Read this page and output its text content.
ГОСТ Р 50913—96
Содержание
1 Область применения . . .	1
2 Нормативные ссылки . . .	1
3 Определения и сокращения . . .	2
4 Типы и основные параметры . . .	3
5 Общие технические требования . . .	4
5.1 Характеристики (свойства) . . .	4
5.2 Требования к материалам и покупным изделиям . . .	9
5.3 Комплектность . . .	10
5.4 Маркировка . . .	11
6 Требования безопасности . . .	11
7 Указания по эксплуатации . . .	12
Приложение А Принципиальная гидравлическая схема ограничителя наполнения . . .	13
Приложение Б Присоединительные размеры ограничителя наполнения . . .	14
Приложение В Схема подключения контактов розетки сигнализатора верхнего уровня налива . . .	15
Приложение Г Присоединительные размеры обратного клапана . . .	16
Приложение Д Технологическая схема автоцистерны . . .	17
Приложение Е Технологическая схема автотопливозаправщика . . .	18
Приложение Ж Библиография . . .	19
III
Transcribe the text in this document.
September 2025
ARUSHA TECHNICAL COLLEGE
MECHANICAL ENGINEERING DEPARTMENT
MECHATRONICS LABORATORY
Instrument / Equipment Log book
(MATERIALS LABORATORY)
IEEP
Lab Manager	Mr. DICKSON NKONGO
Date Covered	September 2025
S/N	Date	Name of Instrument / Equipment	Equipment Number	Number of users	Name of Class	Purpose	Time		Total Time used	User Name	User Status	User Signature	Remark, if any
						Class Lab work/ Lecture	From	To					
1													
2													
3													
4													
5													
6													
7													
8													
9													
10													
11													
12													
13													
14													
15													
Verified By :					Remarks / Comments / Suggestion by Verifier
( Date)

■ **What you should do**
Your task is to output the full set of records exactly as presented.

■ **The response**
Read this page and output its text content.
ГОСТ Р 50913—96
Содержание
1 Область применения . . .	1
2 Нормативные ссылки . . .	1
3 Определения и сокращения . . .	2
4 Типы и основные параметры . . .	3
5 Общие технические требования . . .	4
5.1 Характеристики (свойства) . . .	4
5.2 Требования к материалам и покупным изделиям . . .	9
5.3 Комплектность . . .	10
5.4 Маркировка . . .	11
6 Требования безопасности . . .	11
7 Указания по эксплуатации . . .	12
Приложение А Принципиальная гидравлическая схема ограничителя наполнения . . .	13
Приложение Б Присоединительные размеры ограничителя наполнения . . .	14
Приложение В Схема подключения контактов розетки сигнализатора верхнего уровня налива . . .	15
Приложение Г Присоединительные размеры обратного клапана . . .	16
Приложение Д Технологическая схема автоцистерны . . .	17
Приложение Е Технологическая схема автотопливозаправщика . . .	18
Приложение Ж Библиография . . .	19
III
Transcribe the text in this document.
September 2025
ARUSHA TECHNICAL COLLEGE
MECHANICAL ENGINEERING DEPARTMENT
MECHATRONICS LABORATORY
Instrument / Equipment Log book
(MATERIALS LABORATORY)
IEEP
Lab Manager	Mr. DICKSON NKONGO
Date Covered	September 2025
S/N	Date	Name of Instrument / Equipment	Equipment Number	Number of users	Name of Class	Purpose	Time		Total Time used	User Name	User Status	User Signature	Remark, if any
						Class Lab work/ Lecture	From	To					
1													
2													
3													
4													
5													
6													
7													
8													
9													
10													
11													
12													
13													
14													
15													
Verified By :					Remarks / Comments / Suggestion by Verifier
( Date)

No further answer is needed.